PASSAGE FOR REVIEW:
◇ ◇ ◇

Clinicians managing patients with high-risk cSCC need to consider multiple factors prior to recommending that further treatment with radiotherapy is an important option in many patients (Table 2). Patients will often have many high-risk factors and therefore the benefit from recommending, for example, wide field adjuvant radiotherapy, may justify the potential toxicity and cost. The evidence for many clinical settings is still emerging and further research is needed.

Table 2.

Indications for radiotherapy in high-risk cutaneous squamous cell carcinoma. DXR: deep energy photons (orthovoltage); Gy: Gray; RTx: radiotherapy; SXR: superficial energy electrons; Sx: surgery; #: daily fraction of radiotherapy; ¶: surgery would compromise function and/or cosmesis.

Setting Indication Dose/fractionation/technique

Adjuvant local RTx Inadequate excision and re-excision not possible 50–55 Gy in 20–25#s using SXR/DXR or low-energy electrons with bolus and 1.5–2 cm margins
Adjuvant nodal RTx (post node dissection) Multiple metastatic nodes and/or extranodal spread 55–60 Gy in 25–30#s using megavoltage photons
Elective nodal RTx (elective Sx also an option) Multiple high-risk features and proximity to parotid gland 50 Gy in 25#s using moderate-energy electrons or megavoltage photons
RTx to neural pathway (include brainstem in select patients) Perineural invasion in high-risk location (e.g., periorbit or parotid gland) 50–55 Gy in 25–30#s using multifield megavoltage photons (hyperfractionation may be considered)
Dermal metastases (usually scalp-based) All patients: definitive or adjuvant RTx 55–60 Gy in 25–30#s using a wide field technique (4-5 cm margins) (consider whole scalp RTx in some patients)

◇ ◇ ◇

RECORDS SUPPLIED:
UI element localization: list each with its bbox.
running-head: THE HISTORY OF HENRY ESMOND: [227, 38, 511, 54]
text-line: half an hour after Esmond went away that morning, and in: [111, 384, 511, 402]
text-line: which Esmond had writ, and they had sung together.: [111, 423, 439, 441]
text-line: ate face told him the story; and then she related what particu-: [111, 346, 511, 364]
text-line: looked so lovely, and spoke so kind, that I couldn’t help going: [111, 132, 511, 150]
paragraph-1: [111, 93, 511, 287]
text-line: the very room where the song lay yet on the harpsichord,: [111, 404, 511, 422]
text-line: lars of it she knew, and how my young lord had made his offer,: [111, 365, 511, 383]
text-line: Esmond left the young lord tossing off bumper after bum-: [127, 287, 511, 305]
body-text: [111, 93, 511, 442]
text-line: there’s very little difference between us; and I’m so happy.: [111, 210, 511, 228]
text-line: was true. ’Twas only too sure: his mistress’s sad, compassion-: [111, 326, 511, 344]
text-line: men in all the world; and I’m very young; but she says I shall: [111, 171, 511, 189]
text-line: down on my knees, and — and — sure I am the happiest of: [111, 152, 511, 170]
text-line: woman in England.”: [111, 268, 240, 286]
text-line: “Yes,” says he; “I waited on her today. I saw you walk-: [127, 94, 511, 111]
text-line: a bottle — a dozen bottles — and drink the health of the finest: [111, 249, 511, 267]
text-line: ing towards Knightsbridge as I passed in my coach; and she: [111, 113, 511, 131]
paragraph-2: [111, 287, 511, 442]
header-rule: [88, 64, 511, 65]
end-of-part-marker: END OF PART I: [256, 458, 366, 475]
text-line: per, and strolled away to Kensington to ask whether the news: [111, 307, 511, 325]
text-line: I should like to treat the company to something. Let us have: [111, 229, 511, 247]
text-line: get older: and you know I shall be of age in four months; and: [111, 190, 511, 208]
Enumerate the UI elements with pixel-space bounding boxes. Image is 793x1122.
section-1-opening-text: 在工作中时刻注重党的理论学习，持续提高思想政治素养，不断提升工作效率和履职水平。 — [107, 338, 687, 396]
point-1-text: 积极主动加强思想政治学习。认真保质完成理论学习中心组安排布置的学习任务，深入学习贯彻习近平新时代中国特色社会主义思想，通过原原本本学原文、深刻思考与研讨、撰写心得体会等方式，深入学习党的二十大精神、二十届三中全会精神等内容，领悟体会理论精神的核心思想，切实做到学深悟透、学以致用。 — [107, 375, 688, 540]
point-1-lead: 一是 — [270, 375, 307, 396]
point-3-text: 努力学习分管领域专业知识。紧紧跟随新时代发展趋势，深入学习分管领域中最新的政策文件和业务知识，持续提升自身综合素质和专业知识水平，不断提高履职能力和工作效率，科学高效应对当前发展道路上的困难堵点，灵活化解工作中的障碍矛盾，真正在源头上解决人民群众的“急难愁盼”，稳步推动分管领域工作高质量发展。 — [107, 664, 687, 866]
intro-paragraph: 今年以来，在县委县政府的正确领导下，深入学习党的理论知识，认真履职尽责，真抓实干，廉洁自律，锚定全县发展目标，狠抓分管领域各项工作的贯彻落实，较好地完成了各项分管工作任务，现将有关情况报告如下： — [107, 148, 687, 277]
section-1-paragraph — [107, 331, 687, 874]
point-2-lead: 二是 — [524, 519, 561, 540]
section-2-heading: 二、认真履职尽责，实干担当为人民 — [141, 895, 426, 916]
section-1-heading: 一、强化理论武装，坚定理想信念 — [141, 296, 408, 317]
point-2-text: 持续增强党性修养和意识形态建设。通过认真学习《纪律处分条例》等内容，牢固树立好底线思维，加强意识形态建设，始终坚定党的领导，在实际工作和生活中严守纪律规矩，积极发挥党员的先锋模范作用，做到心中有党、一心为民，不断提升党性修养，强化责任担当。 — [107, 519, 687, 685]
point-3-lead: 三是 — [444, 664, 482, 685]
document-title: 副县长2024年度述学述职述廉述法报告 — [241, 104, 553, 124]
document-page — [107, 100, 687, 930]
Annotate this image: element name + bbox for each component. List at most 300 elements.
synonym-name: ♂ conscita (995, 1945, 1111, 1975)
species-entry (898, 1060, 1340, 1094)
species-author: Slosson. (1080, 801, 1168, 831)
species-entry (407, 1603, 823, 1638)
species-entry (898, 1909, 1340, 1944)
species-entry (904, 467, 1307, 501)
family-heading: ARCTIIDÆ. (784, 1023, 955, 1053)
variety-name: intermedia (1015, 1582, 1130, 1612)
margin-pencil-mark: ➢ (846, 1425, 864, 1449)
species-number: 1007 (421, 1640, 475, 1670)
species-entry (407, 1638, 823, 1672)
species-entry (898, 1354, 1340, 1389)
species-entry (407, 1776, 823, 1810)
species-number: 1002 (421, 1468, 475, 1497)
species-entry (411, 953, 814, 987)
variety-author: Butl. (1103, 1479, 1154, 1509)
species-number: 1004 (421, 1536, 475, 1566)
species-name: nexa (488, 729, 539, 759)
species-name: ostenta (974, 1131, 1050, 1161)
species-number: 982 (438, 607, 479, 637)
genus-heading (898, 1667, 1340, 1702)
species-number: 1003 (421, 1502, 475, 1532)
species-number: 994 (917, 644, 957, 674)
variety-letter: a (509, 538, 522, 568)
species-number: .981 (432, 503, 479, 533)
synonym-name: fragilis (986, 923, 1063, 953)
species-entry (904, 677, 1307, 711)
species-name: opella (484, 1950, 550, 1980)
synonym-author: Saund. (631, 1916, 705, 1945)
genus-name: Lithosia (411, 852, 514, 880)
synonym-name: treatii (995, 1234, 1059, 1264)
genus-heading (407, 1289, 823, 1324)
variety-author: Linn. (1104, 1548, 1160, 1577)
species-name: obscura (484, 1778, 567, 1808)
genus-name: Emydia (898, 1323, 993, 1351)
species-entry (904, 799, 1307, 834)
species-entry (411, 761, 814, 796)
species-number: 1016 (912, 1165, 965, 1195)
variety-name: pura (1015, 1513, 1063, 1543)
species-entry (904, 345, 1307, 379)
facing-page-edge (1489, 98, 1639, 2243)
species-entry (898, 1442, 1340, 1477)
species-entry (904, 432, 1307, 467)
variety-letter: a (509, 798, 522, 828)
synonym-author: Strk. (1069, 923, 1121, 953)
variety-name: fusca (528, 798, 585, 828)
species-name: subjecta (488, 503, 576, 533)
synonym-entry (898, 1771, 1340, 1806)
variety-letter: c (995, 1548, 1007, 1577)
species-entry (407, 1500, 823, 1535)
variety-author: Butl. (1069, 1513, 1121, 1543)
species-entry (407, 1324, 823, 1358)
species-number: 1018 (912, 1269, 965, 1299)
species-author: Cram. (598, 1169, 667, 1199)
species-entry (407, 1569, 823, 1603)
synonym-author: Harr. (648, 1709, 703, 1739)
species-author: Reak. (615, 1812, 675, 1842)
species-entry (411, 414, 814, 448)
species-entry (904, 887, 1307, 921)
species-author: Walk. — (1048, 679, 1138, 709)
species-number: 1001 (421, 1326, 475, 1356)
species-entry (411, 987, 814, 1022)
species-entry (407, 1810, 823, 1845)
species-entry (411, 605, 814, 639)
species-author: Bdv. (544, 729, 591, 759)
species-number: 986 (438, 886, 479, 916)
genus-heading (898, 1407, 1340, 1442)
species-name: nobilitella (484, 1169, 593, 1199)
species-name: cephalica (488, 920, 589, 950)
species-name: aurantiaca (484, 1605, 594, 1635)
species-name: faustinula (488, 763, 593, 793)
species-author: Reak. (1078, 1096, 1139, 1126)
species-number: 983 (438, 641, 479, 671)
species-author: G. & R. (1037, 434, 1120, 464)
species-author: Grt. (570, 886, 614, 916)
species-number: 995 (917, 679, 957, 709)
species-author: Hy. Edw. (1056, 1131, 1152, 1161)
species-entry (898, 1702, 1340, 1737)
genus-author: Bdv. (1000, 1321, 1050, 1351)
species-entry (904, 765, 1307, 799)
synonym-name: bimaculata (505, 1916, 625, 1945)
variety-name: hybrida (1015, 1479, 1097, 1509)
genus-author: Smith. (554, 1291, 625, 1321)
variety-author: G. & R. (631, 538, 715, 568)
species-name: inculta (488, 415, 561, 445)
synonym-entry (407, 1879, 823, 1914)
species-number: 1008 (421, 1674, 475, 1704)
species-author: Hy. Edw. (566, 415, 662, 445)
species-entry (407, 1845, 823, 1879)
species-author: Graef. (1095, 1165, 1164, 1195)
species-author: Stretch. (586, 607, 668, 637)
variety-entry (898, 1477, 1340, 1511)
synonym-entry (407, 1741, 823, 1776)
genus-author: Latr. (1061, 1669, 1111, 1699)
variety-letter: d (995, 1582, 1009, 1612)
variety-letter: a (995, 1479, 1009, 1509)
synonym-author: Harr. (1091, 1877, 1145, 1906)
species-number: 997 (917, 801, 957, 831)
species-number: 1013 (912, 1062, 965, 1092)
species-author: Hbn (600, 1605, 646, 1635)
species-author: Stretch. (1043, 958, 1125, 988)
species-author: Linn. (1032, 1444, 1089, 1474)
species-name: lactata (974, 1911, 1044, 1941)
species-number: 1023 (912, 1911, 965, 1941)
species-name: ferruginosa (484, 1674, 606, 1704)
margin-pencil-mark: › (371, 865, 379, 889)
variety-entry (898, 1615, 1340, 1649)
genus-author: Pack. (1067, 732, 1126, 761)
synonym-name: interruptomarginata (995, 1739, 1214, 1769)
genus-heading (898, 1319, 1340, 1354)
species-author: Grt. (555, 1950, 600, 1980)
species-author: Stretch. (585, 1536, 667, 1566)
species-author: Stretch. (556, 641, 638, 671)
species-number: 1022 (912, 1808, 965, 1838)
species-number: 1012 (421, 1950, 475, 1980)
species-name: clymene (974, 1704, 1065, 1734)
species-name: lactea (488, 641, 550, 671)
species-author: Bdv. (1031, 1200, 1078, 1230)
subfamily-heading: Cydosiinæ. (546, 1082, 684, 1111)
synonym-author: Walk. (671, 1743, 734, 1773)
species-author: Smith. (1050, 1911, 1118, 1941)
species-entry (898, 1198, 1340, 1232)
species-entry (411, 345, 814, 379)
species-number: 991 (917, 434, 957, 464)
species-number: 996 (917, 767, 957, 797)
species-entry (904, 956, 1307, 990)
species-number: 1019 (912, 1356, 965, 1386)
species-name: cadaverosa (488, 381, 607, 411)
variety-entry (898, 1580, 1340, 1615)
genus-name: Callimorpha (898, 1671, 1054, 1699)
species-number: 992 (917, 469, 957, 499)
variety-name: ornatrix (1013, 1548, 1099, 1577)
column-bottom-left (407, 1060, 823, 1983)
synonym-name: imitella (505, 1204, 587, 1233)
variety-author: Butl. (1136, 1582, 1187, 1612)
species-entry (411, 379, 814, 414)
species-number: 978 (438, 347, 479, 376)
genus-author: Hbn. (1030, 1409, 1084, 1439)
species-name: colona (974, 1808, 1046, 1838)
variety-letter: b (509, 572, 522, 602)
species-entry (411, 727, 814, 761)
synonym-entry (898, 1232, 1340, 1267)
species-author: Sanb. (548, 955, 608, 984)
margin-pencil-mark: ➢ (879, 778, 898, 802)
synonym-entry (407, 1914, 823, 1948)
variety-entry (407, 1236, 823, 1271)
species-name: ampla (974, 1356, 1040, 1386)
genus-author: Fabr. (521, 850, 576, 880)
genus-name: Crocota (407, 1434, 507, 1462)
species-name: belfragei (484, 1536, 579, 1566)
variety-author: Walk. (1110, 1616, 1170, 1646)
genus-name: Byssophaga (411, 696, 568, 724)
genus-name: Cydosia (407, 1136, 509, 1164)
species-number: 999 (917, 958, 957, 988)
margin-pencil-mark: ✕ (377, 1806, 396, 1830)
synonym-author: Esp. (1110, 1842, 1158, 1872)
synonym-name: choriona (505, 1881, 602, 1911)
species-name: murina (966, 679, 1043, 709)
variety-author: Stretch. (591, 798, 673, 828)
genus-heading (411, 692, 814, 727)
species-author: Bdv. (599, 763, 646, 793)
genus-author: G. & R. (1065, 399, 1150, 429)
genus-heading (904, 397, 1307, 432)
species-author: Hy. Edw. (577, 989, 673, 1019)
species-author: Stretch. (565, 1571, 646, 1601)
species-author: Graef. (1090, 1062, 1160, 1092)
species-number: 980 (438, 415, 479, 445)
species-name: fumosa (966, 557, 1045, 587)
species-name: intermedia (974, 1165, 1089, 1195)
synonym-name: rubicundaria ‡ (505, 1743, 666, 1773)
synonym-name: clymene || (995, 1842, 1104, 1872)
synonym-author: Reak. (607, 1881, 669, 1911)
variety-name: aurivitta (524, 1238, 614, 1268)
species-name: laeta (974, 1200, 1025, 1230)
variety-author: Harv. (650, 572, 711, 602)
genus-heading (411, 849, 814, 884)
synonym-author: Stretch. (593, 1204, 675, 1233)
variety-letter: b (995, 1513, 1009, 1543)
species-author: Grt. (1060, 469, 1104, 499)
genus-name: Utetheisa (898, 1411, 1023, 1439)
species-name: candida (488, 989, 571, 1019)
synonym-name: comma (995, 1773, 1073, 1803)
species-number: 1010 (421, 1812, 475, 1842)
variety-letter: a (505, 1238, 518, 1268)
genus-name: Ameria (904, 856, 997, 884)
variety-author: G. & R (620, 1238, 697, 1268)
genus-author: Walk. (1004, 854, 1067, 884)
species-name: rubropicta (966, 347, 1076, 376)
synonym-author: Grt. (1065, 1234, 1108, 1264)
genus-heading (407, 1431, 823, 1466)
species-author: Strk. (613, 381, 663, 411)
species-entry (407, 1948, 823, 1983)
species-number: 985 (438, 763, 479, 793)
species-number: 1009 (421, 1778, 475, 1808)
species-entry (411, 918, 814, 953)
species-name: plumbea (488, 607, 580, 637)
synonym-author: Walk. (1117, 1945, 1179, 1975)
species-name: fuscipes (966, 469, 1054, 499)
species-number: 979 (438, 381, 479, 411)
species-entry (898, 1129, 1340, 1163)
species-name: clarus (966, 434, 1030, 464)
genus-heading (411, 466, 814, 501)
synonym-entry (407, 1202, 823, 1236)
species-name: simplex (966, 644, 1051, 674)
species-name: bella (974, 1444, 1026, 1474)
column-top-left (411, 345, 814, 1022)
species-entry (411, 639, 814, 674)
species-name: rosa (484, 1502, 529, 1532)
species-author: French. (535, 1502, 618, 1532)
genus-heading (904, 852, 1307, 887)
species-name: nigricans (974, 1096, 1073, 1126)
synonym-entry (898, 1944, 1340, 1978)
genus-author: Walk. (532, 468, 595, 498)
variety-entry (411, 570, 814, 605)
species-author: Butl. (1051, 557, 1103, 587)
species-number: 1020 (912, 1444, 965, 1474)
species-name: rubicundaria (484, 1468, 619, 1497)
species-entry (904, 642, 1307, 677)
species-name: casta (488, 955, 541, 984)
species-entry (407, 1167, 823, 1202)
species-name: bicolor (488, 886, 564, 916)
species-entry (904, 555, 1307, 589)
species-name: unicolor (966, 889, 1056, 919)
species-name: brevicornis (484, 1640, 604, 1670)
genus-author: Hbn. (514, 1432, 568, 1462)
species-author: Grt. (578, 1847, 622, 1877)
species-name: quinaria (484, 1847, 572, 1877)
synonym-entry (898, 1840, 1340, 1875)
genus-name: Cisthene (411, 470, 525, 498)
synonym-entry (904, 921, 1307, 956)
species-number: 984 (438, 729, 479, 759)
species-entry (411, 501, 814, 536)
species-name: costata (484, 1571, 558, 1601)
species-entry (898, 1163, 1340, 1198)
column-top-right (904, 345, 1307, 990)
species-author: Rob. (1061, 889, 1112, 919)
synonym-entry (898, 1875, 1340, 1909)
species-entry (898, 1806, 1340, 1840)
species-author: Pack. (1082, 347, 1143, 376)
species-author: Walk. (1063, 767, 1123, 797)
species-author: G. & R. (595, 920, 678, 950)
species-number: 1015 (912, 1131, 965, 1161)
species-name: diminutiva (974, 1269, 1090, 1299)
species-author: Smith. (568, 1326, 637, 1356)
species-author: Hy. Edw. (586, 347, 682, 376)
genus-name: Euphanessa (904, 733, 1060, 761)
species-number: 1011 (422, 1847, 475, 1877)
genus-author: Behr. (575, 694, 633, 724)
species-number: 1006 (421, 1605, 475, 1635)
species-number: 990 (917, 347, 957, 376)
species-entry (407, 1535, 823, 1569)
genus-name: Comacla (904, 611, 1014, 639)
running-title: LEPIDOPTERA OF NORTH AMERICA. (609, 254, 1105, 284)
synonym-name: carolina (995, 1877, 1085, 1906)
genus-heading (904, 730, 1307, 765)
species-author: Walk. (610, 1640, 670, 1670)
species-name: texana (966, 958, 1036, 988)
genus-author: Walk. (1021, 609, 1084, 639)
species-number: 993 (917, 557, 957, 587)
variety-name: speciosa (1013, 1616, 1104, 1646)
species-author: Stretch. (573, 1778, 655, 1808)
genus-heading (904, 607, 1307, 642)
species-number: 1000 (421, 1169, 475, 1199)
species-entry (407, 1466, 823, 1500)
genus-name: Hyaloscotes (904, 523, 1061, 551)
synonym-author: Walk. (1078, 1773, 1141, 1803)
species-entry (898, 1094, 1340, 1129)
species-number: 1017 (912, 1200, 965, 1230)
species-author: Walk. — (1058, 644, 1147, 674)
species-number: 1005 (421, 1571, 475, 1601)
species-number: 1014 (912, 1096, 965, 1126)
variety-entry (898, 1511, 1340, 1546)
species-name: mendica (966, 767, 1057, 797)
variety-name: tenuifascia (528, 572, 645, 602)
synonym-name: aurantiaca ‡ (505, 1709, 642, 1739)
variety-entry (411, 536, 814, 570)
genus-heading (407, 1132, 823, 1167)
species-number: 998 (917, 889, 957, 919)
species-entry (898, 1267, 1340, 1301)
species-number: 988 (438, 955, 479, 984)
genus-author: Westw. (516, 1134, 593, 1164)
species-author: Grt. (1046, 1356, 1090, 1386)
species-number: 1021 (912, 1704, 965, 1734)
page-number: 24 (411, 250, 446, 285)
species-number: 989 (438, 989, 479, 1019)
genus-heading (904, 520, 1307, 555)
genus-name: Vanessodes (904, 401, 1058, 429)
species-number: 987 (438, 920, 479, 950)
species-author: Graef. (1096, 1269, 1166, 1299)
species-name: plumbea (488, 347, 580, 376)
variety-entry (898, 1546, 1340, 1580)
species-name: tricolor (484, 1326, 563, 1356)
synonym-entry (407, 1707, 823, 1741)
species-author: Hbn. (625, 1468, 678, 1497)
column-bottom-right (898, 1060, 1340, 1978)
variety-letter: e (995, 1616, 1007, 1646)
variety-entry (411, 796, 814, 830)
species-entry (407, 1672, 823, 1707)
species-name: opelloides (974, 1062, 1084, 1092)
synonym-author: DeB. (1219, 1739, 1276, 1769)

◇ ◇ ◇

YOUR TASK:
Write what follows the last line of the text on radiotherapy for high-risk cutaneous squamous cell carcinoma.

EXERCISE RESPONSE:
11. SENTINEL NODE BIOPSY

There are only limited data to guide clinicians on the role of sentinel node biopsy (SNB) in HN NMSC. In a recent large systematic review on the topic, a total of 692 patients were identified, however only 85 patients had a nonanogenital cSCC and many of these were extremity lesions [38]. Many studies have also reported on lip SCC although as previously discussed cSCC located around the parotid/upper neck carry the highest risk of developing nodal metastases. Further studies are still needed to better define the role of SNB in HN NMSC.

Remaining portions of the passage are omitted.